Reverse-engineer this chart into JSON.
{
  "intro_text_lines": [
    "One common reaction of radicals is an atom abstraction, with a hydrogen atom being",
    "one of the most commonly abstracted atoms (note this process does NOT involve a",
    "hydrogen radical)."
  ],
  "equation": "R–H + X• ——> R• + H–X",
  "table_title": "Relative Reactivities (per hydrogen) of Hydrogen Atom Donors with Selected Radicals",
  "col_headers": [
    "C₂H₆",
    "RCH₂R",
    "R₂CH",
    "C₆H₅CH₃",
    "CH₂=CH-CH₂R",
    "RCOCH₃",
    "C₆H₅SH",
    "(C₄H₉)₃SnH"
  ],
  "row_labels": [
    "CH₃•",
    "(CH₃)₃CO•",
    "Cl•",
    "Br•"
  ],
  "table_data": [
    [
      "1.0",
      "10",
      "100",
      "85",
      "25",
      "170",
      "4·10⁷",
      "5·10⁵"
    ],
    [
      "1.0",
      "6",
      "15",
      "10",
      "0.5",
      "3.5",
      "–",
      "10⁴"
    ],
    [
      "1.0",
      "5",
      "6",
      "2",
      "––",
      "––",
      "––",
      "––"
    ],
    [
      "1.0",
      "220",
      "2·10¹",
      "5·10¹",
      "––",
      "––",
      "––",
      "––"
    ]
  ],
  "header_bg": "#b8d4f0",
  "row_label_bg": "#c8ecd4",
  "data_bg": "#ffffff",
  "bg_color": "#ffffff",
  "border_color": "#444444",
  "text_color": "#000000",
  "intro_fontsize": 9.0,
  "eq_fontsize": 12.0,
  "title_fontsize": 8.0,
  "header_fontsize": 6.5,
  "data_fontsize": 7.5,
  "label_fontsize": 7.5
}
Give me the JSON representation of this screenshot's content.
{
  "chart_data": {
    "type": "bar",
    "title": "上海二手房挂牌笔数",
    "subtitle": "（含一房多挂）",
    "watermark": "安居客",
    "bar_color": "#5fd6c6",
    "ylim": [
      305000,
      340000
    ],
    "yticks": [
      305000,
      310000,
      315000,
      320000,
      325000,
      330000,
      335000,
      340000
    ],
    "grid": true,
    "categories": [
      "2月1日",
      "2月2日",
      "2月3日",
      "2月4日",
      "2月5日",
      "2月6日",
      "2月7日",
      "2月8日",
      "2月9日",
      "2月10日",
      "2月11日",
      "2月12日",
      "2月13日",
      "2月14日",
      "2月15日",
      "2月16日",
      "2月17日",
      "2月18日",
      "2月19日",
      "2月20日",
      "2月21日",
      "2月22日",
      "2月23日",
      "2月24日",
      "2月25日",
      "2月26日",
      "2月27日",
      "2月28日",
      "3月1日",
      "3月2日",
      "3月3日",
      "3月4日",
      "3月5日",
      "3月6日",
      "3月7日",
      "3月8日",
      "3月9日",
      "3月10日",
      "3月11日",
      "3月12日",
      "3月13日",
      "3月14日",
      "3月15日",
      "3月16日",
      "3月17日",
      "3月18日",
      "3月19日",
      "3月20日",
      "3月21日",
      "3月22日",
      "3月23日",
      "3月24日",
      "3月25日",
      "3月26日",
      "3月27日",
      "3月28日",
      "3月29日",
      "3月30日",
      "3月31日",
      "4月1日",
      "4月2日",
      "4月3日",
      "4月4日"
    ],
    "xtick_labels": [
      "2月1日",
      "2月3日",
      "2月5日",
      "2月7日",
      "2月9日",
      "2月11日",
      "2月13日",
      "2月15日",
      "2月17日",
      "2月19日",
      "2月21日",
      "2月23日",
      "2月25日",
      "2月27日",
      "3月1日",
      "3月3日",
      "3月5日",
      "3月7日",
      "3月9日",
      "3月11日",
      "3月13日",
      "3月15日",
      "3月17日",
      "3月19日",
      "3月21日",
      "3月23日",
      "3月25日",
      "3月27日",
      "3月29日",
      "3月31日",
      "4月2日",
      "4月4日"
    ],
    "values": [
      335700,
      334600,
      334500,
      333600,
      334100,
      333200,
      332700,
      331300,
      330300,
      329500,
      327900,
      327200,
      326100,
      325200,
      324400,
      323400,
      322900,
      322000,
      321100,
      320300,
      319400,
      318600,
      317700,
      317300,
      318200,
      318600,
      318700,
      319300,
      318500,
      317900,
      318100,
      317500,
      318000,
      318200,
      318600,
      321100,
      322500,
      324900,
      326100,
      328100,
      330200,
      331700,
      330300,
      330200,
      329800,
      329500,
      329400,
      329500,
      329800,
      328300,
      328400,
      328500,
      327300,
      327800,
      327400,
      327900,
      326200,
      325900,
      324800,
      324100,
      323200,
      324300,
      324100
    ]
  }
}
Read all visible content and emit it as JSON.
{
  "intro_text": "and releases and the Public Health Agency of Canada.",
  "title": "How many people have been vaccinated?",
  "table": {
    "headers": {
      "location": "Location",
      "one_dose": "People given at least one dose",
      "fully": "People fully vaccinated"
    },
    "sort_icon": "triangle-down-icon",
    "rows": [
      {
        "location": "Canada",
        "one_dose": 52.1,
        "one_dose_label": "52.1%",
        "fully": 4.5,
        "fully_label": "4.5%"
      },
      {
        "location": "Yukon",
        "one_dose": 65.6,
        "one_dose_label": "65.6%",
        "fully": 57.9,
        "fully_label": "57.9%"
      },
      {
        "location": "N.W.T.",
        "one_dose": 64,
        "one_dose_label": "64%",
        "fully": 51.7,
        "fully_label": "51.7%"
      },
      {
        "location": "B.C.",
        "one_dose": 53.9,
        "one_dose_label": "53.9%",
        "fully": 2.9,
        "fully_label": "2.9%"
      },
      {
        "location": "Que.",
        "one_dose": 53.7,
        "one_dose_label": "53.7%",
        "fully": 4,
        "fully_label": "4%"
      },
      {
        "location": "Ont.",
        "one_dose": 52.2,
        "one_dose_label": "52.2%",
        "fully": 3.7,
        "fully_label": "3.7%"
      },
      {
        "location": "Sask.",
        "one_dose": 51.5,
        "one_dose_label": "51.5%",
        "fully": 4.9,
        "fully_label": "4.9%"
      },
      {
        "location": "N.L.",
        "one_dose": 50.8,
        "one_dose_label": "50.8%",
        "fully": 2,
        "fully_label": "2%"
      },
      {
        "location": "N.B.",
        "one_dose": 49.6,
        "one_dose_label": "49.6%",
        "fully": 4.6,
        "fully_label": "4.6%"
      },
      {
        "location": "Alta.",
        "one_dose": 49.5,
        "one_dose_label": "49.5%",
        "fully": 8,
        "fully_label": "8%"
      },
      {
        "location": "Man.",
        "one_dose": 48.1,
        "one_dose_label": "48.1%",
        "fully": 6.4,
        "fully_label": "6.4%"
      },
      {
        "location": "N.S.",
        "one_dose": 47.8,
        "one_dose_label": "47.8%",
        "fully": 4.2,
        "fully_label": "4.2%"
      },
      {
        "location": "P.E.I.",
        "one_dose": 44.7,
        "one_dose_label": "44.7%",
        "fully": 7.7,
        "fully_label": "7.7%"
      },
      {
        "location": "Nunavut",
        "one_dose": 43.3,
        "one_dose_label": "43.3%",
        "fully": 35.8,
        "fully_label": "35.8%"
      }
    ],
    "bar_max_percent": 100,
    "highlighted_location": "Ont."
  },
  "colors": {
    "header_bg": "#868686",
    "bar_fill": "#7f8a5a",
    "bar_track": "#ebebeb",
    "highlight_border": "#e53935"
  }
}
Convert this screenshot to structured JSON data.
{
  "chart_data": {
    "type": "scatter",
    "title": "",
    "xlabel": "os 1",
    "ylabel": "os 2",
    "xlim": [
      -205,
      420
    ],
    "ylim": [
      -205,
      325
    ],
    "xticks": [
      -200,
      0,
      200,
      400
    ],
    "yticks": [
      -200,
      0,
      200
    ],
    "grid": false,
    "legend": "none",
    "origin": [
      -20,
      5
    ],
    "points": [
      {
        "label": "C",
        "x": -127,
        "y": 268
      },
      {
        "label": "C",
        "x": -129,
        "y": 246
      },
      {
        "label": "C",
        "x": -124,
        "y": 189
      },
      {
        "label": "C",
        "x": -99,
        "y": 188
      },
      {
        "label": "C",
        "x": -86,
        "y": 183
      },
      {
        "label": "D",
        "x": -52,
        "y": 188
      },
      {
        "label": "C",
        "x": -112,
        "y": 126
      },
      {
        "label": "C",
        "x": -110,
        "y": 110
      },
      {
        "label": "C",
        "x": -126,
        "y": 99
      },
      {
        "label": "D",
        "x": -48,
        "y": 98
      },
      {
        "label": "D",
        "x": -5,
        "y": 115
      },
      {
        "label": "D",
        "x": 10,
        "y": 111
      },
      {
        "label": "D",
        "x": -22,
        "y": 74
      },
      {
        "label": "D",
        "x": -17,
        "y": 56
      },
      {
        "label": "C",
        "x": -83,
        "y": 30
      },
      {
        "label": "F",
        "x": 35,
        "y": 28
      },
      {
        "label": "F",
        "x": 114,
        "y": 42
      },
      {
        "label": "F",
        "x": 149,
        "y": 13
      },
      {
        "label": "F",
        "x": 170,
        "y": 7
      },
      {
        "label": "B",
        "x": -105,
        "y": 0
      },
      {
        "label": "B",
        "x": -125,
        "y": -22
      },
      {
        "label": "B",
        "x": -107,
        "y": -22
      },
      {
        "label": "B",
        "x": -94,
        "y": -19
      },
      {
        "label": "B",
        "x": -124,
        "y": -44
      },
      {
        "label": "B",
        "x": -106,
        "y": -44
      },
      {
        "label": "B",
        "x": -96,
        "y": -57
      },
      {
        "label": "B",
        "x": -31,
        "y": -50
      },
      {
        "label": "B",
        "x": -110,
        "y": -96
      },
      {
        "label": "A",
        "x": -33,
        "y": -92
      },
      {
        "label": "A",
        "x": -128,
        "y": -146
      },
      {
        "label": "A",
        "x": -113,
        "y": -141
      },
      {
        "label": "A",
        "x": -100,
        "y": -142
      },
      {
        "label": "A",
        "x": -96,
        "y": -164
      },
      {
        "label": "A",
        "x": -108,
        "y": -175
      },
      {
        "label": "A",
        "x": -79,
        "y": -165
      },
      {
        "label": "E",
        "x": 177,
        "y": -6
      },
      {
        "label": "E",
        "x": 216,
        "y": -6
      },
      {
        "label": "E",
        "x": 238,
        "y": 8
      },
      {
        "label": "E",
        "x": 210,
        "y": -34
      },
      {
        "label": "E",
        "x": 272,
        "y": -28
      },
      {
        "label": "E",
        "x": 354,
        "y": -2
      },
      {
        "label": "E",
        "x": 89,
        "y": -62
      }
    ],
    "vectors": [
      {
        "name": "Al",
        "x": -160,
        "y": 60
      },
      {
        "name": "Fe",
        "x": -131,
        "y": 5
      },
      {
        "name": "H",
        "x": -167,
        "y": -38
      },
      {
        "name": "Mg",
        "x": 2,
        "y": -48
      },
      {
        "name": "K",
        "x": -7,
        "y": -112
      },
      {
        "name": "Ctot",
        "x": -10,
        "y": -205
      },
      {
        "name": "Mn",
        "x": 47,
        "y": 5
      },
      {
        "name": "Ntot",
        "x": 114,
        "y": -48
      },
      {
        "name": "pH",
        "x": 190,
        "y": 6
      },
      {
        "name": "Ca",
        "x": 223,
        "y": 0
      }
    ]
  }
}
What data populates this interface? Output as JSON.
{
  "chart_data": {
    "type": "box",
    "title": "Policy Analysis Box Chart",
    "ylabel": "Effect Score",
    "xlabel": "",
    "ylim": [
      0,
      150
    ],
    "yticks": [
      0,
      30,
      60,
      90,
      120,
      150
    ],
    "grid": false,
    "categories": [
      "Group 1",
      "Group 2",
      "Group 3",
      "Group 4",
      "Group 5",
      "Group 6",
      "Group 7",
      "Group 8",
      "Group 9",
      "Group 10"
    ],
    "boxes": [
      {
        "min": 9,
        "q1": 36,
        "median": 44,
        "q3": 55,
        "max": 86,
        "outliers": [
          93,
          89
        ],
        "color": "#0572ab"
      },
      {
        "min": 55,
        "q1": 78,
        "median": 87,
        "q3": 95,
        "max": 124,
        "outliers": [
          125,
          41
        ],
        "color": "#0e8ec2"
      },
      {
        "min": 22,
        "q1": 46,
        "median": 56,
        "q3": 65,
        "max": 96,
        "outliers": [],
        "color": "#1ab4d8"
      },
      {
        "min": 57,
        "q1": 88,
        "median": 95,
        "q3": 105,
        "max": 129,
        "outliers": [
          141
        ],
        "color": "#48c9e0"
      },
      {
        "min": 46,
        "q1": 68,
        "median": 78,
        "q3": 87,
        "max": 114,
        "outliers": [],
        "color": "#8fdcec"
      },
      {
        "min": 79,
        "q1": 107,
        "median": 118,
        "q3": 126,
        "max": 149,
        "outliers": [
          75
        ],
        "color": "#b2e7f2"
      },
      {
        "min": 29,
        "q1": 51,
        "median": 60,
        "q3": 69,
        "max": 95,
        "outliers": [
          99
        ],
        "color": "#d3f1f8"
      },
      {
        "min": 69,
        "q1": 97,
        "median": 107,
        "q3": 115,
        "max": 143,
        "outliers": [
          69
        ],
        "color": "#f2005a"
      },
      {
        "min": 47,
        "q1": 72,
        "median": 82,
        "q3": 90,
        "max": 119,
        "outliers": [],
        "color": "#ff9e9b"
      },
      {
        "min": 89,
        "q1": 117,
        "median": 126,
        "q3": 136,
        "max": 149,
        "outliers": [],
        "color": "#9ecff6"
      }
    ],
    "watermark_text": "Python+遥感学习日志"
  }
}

▬▬▬

## INSTRUCTION
How many lines in the listing contain "hydrogen"? Answer with the number alone.

## TASK RESPONSE
3